Give the lines of the material from its first line through the line containing "sidebar-item-goals[interactable]: Цели (1)" as a JSON list of strings, one string per line, omitting any blank lines.

GIVEN INFORMATION:
⟨

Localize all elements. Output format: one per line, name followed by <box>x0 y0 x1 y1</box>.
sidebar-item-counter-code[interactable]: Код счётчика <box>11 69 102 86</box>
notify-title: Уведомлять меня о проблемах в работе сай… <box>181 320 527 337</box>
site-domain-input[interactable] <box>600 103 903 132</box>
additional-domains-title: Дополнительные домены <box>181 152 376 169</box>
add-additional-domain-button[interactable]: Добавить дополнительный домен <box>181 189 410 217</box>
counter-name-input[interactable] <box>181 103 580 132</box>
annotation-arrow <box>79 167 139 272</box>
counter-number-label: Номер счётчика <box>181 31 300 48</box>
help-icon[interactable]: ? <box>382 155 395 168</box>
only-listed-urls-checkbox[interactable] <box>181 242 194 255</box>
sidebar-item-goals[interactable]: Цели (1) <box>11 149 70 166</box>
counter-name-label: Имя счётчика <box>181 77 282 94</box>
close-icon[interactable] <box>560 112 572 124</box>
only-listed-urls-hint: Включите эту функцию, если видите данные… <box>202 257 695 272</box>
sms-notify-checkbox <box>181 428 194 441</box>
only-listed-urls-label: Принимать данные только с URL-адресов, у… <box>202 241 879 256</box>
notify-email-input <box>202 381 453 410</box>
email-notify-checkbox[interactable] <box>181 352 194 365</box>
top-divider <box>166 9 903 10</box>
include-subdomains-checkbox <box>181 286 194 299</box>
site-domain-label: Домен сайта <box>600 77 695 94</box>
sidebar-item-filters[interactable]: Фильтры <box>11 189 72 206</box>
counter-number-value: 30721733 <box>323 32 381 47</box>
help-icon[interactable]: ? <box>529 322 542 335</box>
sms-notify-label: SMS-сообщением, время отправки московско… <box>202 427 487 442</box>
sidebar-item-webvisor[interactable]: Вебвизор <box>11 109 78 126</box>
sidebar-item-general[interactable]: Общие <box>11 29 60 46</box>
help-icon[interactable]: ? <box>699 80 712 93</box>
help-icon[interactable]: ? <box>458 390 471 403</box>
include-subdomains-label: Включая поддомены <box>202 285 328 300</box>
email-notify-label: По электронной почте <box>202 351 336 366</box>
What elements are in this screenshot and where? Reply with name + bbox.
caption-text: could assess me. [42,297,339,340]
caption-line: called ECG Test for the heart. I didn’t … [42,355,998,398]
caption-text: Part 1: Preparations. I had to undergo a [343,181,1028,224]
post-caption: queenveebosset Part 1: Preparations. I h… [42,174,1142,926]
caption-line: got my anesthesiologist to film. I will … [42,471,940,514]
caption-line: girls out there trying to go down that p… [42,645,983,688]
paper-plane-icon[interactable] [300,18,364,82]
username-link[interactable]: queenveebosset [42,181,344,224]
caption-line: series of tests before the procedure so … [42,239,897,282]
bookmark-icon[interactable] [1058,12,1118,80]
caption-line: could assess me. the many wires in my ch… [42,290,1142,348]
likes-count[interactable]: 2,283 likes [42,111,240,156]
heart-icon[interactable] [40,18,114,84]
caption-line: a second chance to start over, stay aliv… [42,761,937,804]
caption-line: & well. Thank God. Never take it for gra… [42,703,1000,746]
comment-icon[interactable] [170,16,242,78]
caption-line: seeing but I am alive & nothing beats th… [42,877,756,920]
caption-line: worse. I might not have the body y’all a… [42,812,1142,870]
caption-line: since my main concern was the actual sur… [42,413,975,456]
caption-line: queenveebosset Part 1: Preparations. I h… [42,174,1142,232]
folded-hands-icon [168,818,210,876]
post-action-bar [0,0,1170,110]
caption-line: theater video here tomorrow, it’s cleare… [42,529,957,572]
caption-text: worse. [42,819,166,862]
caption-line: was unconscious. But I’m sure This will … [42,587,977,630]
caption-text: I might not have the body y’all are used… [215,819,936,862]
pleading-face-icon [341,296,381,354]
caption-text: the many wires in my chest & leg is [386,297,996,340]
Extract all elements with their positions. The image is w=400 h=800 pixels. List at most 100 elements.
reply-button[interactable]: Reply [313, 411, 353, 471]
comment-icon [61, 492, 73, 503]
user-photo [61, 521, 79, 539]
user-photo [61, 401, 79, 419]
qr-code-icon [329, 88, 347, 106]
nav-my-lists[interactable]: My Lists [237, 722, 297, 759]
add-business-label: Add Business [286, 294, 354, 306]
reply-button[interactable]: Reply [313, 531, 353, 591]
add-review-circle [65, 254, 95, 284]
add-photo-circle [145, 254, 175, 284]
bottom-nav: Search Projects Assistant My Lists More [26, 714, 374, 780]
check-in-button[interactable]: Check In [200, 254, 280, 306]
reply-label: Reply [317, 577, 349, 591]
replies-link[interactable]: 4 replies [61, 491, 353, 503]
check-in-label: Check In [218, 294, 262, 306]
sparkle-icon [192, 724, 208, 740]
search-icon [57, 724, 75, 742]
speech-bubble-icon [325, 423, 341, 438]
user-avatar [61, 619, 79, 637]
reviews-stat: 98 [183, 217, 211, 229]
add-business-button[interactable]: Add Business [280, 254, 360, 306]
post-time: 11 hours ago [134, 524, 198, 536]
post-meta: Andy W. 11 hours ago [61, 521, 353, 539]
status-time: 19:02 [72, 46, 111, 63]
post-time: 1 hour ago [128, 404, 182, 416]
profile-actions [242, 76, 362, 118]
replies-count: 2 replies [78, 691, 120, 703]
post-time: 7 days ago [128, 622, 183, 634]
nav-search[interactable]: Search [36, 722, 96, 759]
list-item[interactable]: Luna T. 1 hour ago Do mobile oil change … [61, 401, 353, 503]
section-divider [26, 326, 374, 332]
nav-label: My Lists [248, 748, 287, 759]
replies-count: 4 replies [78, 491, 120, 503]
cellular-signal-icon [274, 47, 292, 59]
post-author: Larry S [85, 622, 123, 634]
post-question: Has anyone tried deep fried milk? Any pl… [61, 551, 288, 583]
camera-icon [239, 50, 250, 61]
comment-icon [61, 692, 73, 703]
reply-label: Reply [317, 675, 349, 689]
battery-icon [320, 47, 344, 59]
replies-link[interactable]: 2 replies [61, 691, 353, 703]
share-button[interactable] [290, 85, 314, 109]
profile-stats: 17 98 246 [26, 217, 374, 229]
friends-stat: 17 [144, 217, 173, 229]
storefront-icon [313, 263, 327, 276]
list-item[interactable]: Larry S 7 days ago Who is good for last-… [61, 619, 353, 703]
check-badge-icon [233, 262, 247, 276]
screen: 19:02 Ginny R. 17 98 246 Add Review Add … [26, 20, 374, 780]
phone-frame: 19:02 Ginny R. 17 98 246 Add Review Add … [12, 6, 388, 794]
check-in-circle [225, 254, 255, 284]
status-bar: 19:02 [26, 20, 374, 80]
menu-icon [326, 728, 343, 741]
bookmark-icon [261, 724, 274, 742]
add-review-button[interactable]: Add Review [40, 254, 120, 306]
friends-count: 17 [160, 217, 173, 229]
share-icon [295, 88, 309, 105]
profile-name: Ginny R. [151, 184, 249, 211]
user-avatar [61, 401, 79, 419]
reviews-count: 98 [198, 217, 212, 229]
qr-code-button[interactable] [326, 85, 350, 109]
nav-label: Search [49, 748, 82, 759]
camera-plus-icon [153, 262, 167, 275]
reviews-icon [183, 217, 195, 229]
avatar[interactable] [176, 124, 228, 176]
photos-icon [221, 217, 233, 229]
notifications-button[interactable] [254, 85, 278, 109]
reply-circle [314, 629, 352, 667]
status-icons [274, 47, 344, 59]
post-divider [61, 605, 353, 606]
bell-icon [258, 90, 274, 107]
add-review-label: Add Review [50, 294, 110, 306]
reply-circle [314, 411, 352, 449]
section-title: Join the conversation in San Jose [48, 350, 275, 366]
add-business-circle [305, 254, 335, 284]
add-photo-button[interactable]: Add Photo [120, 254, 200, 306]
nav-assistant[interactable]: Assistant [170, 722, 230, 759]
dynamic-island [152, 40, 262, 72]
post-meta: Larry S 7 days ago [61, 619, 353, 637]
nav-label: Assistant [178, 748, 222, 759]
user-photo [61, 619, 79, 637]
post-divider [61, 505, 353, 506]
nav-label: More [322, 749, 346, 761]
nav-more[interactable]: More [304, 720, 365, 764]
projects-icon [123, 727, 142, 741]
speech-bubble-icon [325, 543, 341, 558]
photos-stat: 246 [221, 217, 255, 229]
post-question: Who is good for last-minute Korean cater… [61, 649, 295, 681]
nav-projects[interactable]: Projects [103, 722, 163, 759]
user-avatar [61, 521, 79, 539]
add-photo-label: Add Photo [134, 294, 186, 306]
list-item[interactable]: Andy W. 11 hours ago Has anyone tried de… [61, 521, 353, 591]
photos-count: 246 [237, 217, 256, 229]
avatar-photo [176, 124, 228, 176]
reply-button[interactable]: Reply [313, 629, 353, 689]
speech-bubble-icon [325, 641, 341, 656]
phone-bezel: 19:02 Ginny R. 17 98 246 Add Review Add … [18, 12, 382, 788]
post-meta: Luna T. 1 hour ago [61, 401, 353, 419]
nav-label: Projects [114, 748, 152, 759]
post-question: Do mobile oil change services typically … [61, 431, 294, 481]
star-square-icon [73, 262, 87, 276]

⟩

SOLUTION TO THE EXERCISE:
[
  "Localize all elements. Output format: one per line, name followed by <box>x0 y0 x1 y1</box>.",
  "sidebar-item-counter-code[interactable]: Код счётчика <box>11 69 102 86</box>",
  "notify-title: Уведомлять меня о проблемах в работе сай… <box>181 320 527 337</box>",
  "site-domain-input[interactable] <box>600 103 903 132</box>",
  "additional-domains-title: Дополнительные домены <box>181 152 376 169</box>",
  "add-additional-domain-button[interactable]: Добавить дополнительный домен <box>181 189 410 217</box>",
  "counter-name-input[interactable] <box>181 103 580 132</box>",
  "annotation-arrow <box>79 167 139 272</box>",
  "counter-number-label: Номер счётчика <box>181 31 300 48</box>",
  "help-icon[interactable]: ? <box>382 155 395 168</box>",
  "only-listed-urls-checkbox[interactable] <box>181 242 194 255</box>",
  "sidebar-item-goals[interactable]: Цели (1) <box>11 149 70 166</box>"
]